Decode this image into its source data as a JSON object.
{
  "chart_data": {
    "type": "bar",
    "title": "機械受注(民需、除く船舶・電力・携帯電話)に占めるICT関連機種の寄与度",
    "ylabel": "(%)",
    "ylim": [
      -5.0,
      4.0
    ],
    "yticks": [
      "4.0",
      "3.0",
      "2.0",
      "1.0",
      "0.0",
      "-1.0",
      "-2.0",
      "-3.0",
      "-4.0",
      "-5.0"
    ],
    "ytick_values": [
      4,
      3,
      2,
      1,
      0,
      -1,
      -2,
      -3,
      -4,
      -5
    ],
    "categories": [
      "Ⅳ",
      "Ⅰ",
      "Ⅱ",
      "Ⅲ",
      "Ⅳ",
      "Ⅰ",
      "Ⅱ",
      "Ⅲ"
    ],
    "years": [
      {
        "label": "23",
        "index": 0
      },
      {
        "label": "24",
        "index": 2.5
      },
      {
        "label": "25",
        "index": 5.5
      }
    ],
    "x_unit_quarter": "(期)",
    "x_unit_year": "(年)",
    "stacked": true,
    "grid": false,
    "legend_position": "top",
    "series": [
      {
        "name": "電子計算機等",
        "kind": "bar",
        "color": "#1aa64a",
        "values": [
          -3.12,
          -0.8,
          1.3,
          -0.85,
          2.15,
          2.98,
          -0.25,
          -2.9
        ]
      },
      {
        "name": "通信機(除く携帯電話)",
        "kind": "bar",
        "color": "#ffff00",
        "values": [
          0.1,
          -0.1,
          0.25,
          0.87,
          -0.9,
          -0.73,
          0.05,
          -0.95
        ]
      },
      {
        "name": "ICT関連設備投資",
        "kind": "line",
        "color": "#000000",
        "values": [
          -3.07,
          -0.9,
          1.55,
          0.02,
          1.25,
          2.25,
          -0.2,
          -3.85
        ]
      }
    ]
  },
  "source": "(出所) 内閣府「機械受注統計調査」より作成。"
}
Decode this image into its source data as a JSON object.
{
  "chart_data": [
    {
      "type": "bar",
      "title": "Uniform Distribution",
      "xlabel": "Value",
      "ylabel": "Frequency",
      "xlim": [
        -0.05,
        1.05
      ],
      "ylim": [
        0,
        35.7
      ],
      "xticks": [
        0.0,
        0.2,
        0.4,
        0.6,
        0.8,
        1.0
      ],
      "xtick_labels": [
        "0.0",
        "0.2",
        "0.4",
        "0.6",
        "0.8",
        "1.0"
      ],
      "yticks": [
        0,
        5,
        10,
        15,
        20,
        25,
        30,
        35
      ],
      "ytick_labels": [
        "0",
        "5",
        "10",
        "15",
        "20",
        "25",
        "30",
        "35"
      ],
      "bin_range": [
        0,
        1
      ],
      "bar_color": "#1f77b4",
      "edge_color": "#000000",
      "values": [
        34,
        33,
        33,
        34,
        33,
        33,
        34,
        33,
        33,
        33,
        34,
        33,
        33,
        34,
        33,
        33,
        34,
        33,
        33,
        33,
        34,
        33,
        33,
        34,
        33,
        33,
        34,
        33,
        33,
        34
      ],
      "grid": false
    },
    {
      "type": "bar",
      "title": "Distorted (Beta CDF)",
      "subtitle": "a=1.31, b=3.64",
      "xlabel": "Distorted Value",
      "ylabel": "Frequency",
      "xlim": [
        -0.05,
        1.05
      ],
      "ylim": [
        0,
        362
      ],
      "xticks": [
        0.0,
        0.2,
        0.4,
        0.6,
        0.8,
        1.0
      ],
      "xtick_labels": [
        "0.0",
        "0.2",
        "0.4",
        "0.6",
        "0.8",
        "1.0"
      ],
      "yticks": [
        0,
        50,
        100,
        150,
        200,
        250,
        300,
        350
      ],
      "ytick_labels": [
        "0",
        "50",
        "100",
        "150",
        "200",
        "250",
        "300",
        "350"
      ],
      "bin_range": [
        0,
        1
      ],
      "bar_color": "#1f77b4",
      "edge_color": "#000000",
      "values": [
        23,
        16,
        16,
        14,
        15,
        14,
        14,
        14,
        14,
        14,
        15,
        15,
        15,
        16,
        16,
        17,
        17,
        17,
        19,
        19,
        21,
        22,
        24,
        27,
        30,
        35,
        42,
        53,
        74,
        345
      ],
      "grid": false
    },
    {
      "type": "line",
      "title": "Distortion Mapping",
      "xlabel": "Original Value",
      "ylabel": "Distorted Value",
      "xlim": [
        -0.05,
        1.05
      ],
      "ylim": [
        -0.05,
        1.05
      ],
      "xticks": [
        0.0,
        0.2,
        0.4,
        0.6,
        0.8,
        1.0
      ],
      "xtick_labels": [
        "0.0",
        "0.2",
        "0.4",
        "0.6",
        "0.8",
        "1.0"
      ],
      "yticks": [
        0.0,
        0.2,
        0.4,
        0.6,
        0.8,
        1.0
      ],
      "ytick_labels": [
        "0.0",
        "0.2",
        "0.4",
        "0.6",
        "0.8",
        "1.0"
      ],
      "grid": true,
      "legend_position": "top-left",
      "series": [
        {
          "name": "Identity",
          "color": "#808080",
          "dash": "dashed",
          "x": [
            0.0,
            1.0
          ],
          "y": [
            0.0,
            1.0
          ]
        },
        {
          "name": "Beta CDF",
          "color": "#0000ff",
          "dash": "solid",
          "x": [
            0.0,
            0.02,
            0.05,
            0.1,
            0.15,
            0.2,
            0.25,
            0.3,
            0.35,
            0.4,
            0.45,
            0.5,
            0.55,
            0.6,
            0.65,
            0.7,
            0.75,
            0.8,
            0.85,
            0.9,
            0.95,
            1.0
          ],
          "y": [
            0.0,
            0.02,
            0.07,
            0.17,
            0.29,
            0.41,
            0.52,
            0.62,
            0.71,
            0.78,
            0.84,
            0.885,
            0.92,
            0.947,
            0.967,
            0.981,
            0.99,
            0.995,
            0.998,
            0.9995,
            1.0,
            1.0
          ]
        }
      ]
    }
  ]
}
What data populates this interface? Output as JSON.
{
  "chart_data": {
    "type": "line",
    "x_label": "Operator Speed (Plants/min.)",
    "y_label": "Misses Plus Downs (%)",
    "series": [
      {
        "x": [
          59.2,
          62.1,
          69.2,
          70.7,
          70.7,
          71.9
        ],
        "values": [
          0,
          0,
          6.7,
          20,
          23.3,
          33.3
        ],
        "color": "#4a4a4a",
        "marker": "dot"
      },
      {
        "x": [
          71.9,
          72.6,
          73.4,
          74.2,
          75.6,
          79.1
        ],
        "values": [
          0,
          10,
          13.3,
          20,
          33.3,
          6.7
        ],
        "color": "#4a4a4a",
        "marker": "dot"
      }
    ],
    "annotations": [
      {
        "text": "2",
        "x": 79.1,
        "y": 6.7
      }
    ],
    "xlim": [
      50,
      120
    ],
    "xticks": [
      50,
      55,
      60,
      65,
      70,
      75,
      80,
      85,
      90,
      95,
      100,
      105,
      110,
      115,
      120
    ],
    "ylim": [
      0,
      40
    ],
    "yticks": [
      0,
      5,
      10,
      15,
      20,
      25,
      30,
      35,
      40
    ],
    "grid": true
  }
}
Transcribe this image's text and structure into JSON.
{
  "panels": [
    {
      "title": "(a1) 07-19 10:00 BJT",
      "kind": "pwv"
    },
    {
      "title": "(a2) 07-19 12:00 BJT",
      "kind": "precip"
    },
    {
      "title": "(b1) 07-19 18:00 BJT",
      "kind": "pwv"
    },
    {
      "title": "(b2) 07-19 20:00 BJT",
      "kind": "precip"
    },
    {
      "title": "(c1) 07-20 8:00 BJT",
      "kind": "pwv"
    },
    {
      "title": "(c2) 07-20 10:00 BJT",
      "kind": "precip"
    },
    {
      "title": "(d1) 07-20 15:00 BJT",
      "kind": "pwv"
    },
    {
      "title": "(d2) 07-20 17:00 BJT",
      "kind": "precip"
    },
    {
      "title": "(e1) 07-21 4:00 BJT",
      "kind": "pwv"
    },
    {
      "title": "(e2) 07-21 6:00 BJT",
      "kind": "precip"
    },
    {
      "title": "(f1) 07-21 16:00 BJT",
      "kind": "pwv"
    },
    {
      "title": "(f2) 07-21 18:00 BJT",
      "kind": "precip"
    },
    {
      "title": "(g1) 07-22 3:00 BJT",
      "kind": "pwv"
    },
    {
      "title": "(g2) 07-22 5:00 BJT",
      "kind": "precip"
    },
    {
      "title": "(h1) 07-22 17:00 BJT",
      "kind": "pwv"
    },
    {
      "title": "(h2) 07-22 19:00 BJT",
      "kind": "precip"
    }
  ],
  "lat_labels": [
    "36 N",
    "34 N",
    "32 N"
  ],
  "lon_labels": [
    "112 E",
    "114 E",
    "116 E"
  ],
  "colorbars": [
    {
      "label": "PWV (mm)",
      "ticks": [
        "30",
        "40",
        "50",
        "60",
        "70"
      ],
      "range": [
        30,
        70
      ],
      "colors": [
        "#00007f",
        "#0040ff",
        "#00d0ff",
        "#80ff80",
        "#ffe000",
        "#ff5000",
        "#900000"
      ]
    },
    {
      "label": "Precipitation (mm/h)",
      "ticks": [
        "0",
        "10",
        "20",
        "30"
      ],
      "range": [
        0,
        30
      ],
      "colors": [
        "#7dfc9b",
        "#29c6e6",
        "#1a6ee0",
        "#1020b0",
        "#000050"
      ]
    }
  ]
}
==============================
§ **What to work on**: Repeat the lines from the one containing "Transcribe this image's" through the end of the listing, exactly and without any other lines; both ends are included.

§ **Problem solution**:
Transcribe this image's text and structure into JSON.
{
  "panels": [
    {
      "title": "(a1) 07-19 10:00 BJT",
      "kind": "pwv"
    },
    {
      "title": "(a2) 07-19 12:00 BJT",
      "kind": "precip"
    },
    {
      "title": "(b1) 07-19 18:00 BJT",
      "kind": "pwv"
    },
    {
      "title": "(b2) 07-19 20:00 BJT",
      "kind": "precip"
    },
    {
      "title": "(c1) 07-20 8:00 BJT",
      "kind": "pwv"
    },
    {
      "title": "(c2) 07-20 10:00 BJT",
      "kind": "precip"
    },
    {
      "title": "(d1) 07-20 15:00 BJT",
      "kind": "pwv"
    },
    {
      "title": "(d2) 07-20 17:00 BJT",
      "kind": "precip"
    },
    {
      "title": "(e1) 07-21 4:00 BJT",
      "kind": "pwv"
    },
    {
      "title": "(e2) 07-21 6:00 BJT",
      "kind": "precip"
    },
    {
      "title": "(f1) 07-21 16:00 BJT",
      "kind": "pwv"
    },
    {
      "title": "(f2) 07-21 18:00 BJT",
      "kind": "precip"
    },
    {
      "title": "(g1) 07-22 3:00 BJT",
      "kind": "pwv"
    },
    {
      "title": "(g2) 07-22 5:00 BJT",
      "kind": "precip"
    },
    {
      "title": "(h1) 07-22 17:00 BJT",
      "kind": "pwv"
    },
    {
      "title": "(h2) 07-22 19:00 BJT",
      "kind": "precip"
    }
  ],
  "lat_labels": [
    "36 N",
    "34 N",
    "32 N"
  ],
  "lon_labels": [
    "112 E",
    "114 E",
    "116 E"
  ],
  "colorbars": [
    {
      "label": "PWV (mm)",
      "ticks": [
        "30",
        "40",
        "50",
        "60",
        "70"
      ],
      "range": [
        30,
        70
      ],
      "colors": [
        "#00007f",
        "#0040ff",
        "#00d0ff",
        "#80ff80",
        "#ffe000",
        "#ff5000",
        "#900000"
      ]
    },
    {
      "label": "Precipitation (mm/h)",
      "ticks": [
        "0",
        "10",
        "20",
        "30"
      ],
      "range": [
        0,
        30
      ],
      "colors": [
        "#7dfc9b",
        "#29c6e6",
        "#1a6ee0",
        "#1020b0",
        "#000050"
      ]
    }
  ]
}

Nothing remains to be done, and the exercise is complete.